(Items listed in a dataset)
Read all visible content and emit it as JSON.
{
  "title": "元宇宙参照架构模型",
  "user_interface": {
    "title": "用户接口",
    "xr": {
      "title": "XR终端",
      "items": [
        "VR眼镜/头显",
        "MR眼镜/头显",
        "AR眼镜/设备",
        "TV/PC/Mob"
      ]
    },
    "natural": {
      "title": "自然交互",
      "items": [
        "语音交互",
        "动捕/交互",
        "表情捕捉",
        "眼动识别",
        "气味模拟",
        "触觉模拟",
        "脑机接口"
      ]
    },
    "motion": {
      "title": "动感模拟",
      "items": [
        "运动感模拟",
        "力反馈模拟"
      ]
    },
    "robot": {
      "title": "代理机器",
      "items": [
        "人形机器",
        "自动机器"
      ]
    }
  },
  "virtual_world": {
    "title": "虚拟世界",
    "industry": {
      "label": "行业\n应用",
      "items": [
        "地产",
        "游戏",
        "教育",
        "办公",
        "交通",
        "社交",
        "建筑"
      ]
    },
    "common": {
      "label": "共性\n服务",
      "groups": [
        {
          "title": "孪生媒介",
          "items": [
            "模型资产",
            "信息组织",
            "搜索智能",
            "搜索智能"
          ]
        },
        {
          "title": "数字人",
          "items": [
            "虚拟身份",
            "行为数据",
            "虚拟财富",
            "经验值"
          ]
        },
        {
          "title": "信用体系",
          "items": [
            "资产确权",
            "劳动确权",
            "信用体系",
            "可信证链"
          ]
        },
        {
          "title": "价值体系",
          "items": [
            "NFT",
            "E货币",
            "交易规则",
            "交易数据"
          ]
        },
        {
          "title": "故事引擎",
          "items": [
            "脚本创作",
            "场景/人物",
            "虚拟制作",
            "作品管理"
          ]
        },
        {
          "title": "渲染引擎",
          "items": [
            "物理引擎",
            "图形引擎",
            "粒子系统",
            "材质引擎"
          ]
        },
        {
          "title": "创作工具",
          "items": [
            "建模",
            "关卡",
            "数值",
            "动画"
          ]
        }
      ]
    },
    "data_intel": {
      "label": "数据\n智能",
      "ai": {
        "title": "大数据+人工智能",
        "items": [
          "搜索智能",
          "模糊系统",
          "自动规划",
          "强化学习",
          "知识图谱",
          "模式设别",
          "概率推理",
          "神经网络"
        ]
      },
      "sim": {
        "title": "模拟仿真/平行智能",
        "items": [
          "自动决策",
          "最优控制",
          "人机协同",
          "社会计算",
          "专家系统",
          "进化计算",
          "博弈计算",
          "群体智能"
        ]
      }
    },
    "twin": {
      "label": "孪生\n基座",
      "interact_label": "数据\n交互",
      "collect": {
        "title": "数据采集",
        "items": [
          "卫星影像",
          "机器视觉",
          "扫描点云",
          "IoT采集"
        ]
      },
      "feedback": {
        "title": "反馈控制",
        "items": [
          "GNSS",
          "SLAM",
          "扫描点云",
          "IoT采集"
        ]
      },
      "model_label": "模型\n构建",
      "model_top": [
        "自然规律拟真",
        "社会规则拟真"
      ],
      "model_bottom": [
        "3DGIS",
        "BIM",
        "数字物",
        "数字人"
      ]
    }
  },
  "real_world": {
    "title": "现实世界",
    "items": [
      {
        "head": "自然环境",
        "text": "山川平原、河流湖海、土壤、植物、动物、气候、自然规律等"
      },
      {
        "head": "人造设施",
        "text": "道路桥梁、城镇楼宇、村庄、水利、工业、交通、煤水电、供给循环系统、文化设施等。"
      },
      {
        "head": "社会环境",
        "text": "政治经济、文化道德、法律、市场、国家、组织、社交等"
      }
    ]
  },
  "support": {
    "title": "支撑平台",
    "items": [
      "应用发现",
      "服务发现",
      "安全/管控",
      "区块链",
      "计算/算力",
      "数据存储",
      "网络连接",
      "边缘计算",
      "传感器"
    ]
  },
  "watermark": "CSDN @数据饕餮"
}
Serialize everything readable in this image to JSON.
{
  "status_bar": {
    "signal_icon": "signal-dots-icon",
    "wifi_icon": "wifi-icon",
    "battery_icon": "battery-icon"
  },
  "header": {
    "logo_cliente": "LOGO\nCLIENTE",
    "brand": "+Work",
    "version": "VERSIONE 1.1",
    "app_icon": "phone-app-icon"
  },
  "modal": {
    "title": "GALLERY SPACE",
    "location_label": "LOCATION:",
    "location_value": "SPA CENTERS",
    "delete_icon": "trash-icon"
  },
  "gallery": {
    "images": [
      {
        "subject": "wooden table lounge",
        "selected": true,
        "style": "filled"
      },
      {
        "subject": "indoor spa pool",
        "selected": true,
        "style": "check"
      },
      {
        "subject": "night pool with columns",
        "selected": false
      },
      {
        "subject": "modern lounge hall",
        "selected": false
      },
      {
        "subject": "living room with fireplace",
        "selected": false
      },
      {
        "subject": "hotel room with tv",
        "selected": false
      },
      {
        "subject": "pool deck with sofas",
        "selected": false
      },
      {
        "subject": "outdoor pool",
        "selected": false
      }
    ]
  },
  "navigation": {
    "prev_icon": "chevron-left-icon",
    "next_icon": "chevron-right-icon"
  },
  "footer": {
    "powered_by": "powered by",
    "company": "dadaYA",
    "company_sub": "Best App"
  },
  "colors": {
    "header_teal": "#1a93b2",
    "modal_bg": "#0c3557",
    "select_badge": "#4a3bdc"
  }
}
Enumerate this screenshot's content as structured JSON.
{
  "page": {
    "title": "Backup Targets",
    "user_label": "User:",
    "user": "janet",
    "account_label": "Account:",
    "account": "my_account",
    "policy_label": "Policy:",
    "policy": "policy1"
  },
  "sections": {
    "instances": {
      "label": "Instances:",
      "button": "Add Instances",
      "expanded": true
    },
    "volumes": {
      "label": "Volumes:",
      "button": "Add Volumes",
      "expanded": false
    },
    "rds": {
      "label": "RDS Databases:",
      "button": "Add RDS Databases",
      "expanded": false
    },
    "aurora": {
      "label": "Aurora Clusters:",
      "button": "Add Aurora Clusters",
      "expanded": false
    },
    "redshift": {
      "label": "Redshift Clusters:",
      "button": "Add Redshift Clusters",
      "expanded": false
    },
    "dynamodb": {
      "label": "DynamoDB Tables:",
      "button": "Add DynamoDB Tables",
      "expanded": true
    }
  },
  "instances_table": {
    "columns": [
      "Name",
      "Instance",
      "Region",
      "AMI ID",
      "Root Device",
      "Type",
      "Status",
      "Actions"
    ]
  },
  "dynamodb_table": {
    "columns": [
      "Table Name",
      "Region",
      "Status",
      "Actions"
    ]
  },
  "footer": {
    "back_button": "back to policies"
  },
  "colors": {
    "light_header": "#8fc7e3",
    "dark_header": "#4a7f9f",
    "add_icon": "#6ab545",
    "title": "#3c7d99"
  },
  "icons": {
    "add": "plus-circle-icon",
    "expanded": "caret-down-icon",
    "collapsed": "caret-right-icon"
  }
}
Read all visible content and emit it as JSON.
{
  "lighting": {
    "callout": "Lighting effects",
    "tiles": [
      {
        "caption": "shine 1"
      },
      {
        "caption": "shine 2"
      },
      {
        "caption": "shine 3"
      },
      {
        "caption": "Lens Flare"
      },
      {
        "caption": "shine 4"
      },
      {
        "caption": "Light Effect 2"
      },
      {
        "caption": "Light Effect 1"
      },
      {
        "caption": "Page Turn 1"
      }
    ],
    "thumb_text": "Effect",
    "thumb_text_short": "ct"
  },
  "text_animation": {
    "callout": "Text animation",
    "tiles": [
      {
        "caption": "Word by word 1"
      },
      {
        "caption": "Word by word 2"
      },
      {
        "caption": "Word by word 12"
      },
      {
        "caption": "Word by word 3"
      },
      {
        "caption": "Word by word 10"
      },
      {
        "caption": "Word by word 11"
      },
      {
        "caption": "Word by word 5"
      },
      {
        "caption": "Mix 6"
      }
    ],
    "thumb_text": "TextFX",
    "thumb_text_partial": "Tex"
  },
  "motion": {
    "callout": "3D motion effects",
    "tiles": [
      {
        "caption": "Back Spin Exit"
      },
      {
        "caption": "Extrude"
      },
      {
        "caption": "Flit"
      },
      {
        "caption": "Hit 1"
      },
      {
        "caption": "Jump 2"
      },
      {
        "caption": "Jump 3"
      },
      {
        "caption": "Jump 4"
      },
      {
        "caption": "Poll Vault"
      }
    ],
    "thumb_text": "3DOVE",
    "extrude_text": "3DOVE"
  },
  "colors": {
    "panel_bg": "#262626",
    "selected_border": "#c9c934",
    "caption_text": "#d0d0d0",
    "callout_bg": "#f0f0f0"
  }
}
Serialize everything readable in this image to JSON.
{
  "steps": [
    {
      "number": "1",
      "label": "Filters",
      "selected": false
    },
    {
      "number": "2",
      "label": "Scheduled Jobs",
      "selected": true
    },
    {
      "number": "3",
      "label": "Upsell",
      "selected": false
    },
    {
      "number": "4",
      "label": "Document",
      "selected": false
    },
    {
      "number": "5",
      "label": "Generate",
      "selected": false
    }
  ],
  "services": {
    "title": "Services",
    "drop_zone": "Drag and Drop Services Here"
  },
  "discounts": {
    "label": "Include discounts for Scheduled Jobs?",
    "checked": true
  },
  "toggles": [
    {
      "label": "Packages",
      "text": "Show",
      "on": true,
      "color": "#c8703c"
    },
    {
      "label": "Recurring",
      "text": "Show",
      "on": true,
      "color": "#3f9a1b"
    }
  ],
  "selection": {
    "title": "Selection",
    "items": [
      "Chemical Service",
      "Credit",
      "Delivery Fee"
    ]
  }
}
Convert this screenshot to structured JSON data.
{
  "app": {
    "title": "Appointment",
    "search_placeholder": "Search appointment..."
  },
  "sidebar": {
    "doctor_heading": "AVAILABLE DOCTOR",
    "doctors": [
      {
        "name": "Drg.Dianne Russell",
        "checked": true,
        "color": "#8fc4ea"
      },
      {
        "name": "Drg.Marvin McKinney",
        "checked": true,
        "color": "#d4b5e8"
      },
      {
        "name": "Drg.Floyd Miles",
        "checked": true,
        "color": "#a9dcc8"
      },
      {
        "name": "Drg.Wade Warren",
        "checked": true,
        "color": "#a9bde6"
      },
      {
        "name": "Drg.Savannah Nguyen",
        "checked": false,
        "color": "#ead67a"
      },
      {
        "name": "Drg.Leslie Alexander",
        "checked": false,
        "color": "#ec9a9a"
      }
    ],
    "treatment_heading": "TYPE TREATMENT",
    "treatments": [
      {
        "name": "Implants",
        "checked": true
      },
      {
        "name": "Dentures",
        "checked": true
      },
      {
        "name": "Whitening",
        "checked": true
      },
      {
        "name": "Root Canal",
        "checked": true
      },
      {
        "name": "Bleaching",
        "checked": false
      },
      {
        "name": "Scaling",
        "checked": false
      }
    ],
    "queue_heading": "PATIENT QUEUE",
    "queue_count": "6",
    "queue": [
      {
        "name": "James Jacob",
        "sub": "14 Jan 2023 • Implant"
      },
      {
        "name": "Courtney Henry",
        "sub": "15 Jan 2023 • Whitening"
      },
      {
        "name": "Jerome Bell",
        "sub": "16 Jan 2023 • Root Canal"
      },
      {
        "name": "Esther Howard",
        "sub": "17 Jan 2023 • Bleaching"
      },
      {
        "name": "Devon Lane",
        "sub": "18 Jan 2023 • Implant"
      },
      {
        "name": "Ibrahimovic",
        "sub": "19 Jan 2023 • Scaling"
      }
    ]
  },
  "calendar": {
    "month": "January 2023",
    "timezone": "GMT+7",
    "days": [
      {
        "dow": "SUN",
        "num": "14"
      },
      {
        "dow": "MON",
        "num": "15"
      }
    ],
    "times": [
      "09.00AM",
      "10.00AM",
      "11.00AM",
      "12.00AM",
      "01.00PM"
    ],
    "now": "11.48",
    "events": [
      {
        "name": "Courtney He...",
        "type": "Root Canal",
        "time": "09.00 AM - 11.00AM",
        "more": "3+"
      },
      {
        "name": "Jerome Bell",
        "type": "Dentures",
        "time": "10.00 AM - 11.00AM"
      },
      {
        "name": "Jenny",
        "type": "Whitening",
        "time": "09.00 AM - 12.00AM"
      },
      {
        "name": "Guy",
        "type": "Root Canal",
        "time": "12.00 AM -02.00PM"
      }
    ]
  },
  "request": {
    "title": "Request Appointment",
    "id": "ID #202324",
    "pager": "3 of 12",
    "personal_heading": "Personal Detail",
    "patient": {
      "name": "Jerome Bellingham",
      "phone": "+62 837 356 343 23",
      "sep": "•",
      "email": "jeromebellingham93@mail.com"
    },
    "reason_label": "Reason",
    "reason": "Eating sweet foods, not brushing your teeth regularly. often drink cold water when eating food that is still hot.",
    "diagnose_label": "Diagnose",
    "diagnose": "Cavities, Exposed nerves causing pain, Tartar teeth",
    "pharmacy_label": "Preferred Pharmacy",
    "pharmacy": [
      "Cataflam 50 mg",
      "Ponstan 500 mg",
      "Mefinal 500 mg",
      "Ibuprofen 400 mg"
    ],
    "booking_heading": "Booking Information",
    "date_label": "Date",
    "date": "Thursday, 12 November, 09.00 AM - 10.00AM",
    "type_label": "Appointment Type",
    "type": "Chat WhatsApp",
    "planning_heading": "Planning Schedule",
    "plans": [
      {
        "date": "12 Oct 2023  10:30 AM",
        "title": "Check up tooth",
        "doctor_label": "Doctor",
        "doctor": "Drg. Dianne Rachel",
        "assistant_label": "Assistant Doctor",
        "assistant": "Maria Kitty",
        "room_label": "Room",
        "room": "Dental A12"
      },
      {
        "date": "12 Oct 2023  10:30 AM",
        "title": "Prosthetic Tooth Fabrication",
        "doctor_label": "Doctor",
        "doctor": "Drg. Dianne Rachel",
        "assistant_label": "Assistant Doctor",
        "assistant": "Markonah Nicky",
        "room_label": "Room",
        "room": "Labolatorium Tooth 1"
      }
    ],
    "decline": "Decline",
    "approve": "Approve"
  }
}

REQUIREMENTS: Find every line that holds "pool" and copy it.

TASK SOLUTION:
        "subject": "indoor spa pool",
        "subject": "night pool with columns",
        "subject": "pool deck with sofas",
        "subject": "outdoor pool",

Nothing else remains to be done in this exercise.